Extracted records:
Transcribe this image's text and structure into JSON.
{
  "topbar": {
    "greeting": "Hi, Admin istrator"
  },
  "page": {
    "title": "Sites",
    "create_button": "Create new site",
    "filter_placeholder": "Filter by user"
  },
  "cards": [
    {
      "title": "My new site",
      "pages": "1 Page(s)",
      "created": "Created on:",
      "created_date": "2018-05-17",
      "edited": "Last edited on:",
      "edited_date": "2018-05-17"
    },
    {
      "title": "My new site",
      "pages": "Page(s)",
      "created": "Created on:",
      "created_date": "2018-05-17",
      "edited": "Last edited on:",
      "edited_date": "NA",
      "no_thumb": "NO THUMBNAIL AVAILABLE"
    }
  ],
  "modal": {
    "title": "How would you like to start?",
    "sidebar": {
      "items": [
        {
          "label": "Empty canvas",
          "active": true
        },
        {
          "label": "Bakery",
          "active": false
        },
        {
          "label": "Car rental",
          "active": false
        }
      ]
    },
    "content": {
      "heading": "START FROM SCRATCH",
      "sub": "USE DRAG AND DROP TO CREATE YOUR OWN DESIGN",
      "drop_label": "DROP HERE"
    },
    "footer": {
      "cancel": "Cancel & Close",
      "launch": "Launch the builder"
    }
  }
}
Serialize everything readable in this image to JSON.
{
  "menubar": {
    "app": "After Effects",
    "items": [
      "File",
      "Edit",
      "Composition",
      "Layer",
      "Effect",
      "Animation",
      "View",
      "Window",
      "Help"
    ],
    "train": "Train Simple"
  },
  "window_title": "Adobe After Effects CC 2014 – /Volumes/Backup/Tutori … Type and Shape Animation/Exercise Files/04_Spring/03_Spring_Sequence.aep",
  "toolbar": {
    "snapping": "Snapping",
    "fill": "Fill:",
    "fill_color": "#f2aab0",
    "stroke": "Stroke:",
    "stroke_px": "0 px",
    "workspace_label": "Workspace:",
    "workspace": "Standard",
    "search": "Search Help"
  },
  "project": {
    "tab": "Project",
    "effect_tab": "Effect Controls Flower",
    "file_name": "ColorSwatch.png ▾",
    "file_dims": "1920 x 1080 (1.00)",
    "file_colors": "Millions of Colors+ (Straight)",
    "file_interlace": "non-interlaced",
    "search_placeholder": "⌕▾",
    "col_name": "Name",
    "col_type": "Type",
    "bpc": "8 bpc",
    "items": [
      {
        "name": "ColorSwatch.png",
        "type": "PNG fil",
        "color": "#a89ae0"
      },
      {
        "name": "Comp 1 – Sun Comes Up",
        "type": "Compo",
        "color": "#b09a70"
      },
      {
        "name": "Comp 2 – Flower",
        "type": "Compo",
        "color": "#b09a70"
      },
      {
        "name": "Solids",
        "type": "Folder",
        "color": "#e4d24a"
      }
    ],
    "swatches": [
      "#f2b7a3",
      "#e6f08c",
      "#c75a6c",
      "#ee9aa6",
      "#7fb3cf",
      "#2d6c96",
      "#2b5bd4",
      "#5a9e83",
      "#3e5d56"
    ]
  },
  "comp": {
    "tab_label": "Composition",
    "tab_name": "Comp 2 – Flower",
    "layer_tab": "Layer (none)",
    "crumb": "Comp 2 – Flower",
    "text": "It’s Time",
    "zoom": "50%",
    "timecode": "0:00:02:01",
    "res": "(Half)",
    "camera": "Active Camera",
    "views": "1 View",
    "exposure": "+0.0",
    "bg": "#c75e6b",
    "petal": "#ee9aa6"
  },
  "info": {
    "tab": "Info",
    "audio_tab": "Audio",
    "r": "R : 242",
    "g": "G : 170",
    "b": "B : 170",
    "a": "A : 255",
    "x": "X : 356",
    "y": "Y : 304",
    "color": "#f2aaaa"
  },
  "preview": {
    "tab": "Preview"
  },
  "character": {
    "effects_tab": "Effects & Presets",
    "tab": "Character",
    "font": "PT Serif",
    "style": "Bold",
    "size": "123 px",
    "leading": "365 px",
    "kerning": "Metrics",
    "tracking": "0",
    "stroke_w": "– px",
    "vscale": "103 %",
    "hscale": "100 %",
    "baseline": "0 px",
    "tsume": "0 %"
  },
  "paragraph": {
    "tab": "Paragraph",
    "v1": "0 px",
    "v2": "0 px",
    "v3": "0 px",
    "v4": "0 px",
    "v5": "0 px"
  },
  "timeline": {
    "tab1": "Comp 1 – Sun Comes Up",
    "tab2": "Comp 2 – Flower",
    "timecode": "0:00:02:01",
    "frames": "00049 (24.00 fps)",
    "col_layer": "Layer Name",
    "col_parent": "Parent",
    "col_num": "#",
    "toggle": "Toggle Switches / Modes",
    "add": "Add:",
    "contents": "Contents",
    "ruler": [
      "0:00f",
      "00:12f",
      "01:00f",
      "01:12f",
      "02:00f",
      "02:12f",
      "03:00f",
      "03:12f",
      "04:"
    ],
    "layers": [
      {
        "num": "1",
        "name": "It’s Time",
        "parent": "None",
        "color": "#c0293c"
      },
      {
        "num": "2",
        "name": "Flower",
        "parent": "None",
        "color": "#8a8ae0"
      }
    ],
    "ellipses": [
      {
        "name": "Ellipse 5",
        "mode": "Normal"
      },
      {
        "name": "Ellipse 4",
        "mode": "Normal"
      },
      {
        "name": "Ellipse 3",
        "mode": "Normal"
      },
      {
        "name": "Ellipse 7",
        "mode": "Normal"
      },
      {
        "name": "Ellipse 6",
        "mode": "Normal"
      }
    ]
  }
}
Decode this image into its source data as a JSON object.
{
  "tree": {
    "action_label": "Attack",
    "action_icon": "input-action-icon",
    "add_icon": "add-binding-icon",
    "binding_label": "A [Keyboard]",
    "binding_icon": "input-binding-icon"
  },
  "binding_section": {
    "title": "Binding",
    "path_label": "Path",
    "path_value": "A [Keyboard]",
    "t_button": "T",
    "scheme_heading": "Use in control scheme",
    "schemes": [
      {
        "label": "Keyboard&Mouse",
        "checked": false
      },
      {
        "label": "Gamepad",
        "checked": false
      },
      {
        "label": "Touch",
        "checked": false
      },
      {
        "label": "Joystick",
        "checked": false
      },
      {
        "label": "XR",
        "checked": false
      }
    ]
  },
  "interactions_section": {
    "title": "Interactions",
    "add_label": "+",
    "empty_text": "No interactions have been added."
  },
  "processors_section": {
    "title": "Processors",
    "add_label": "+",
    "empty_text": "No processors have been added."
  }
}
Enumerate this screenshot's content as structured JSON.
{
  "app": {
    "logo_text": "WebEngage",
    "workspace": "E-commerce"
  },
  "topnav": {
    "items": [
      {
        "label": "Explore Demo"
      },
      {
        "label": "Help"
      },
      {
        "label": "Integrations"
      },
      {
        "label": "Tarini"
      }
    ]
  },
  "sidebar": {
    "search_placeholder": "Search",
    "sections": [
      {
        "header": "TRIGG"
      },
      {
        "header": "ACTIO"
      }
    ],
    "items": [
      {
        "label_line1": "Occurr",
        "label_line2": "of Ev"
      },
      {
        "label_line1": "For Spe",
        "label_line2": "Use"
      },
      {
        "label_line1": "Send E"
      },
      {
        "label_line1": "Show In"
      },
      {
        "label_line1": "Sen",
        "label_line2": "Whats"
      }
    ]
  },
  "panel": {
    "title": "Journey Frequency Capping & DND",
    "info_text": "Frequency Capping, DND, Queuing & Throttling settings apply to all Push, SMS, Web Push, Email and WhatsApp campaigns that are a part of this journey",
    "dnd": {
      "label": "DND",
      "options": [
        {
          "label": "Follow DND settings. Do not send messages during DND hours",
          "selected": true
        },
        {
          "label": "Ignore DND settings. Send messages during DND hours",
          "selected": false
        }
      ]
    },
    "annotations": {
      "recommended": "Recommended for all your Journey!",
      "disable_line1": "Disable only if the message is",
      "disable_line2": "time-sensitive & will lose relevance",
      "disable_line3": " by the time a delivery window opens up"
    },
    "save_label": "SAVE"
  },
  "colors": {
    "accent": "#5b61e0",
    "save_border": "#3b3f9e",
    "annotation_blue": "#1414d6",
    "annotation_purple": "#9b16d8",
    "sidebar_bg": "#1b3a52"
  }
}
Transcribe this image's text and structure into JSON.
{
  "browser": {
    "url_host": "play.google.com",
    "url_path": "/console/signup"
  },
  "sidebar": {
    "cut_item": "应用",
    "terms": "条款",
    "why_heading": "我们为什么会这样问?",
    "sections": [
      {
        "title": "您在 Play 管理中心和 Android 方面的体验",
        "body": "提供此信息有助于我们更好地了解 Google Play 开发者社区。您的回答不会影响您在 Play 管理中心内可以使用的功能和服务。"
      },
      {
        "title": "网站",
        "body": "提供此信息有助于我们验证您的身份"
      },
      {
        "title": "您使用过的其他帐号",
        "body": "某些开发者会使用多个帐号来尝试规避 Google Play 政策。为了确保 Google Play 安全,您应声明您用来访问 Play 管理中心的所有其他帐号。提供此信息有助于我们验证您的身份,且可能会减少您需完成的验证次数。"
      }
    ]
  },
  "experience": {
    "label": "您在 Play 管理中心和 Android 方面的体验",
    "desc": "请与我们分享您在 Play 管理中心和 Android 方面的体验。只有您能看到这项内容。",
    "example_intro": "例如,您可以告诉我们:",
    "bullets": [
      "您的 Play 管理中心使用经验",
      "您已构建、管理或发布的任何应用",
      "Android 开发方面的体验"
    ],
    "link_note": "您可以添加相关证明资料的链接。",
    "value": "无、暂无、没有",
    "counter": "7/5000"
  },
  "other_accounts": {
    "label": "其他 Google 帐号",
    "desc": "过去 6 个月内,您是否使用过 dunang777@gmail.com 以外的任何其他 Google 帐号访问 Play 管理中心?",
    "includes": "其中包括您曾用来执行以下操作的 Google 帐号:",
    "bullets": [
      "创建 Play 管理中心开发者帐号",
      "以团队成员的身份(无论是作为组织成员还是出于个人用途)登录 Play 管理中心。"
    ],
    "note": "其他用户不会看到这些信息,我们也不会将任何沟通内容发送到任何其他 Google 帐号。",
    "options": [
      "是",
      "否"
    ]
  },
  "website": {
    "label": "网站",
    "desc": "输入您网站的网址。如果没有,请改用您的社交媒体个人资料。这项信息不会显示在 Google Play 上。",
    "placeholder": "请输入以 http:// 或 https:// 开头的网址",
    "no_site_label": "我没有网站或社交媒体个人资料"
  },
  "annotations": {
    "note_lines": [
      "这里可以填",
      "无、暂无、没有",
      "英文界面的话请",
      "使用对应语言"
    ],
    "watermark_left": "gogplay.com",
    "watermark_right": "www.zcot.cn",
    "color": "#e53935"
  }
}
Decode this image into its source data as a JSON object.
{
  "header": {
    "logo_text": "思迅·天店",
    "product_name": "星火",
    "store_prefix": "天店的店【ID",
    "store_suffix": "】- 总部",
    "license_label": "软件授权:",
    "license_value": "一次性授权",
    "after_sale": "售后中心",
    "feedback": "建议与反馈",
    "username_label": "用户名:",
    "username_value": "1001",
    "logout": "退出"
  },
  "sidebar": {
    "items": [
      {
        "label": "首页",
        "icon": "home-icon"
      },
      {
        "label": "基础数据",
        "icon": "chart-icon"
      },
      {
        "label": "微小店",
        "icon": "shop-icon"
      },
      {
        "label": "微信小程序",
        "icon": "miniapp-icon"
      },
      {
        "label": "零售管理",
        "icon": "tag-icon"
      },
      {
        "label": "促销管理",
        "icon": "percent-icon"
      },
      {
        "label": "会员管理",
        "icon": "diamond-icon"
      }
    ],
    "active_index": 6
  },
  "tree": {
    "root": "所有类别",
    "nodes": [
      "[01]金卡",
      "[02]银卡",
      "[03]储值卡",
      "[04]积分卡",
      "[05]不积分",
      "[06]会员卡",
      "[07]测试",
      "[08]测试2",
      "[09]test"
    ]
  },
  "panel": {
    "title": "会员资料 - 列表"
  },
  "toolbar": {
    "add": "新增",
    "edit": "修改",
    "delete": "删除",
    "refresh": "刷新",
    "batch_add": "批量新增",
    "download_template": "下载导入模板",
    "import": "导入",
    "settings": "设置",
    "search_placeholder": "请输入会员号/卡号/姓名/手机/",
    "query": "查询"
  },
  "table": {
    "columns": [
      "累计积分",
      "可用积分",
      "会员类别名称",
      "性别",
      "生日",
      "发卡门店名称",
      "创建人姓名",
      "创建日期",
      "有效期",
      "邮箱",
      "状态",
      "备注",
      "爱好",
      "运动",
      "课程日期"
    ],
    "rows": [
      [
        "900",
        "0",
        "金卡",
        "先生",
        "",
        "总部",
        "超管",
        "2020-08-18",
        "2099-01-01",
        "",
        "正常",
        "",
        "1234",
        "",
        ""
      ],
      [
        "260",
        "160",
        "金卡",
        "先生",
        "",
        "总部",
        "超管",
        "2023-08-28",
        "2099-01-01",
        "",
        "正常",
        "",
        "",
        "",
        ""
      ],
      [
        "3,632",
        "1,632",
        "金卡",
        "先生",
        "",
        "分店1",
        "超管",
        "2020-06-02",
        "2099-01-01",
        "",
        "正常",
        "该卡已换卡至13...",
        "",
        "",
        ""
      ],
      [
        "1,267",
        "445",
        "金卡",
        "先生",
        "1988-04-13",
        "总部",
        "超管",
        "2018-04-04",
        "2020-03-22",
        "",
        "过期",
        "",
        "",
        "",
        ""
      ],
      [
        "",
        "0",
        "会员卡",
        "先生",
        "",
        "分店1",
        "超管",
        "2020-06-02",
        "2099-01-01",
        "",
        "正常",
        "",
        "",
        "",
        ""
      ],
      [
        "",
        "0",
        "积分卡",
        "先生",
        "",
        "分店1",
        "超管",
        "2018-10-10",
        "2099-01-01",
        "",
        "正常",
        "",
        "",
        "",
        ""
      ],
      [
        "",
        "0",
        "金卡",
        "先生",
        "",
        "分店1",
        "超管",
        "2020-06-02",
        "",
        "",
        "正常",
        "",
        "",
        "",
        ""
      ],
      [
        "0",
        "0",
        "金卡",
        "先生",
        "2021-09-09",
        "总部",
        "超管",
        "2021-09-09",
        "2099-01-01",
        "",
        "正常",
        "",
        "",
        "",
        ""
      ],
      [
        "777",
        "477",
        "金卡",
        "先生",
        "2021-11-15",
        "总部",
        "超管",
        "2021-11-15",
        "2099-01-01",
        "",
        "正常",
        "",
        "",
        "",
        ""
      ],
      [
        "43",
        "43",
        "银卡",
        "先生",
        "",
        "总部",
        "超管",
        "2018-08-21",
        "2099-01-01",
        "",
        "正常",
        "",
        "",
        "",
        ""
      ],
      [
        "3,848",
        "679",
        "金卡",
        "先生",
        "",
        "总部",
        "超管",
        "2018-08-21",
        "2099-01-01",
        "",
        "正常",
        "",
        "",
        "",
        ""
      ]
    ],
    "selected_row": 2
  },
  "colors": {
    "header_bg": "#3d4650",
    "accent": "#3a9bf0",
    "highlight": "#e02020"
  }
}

EXERCISE OBJECTIVE: In the lines above, locate the string "Keyboard". Copy every line where it occurs.

ANSWER FOR THE TASK:
    "binding_label": "A [Keyboard]",
    "path_value": "A [Keyboard]",
        "label": "Keyboard&Mouse",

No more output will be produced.